DATA PROVIDED start

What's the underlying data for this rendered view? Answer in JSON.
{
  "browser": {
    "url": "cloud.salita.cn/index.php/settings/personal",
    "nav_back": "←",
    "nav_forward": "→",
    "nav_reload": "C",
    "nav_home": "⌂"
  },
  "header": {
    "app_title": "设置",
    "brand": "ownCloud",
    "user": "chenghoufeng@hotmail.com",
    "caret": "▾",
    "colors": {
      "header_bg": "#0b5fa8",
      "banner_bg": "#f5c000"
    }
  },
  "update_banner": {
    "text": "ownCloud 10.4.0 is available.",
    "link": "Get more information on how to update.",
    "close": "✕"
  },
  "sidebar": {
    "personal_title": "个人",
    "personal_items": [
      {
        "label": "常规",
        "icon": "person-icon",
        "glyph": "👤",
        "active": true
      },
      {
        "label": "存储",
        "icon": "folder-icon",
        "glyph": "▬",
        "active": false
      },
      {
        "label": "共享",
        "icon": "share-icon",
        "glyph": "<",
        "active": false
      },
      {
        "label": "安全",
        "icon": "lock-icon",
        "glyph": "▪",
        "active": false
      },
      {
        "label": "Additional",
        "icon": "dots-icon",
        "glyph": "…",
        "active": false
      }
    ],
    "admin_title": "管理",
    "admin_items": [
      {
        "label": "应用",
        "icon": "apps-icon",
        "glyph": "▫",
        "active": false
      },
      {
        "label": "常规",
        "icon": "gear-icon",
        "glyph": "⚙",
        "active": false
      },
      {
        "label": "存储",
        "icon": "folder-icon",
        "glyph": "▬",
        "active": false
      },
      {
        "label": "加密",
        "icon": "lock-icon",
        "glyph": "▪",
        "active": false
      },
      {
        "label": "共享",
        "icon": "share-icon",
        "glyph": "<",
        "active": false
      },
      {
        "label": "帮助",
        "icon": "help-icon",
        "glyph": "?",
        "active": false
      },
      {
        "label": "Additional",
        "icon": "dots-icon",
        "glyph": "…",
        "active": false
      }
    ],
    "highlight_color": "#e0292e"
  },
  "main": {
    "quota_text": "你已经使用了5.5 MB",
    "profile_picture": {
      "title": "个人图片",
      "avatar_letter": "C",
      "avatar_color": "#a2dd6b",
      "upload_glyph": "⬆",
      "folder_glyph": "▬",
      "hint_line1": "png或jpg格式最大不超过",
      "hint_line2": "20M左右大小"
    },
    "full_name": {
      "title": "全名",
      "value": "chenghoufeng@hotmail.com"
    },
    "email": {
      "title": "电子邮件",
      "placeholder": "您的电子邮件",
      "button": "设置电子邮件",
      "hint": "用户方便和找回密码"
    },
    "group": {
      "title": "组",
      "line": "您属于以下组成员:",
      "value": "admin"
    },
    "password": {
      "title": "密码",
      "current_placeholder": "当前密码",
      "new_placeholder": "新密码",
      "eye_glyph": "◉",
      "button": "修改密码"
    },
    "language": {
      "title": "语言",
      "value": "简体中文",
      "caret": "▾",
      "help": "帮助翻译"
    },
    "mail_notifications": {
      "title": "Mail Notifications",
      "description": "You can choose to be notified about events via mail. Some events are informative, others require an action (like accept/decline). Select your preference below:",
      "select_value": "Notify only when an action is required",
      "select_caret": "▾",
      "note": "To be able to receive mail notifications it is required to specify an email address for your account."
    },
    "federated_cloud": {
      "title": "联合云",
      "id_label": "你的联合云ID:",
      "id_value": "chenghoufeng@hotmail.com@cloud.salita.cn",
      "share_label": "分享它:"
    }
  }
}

DATA PROVIDED end

List every line above that holds the word "hotmail".

> _FINISHED ANSWER_
    "user": "chenghoufeng@hotmail.com",
      "value": "chenghoufeng@hotmail.com"
      "id_value": "chenghoufeng@hotmail.com@cloud.salita.cn",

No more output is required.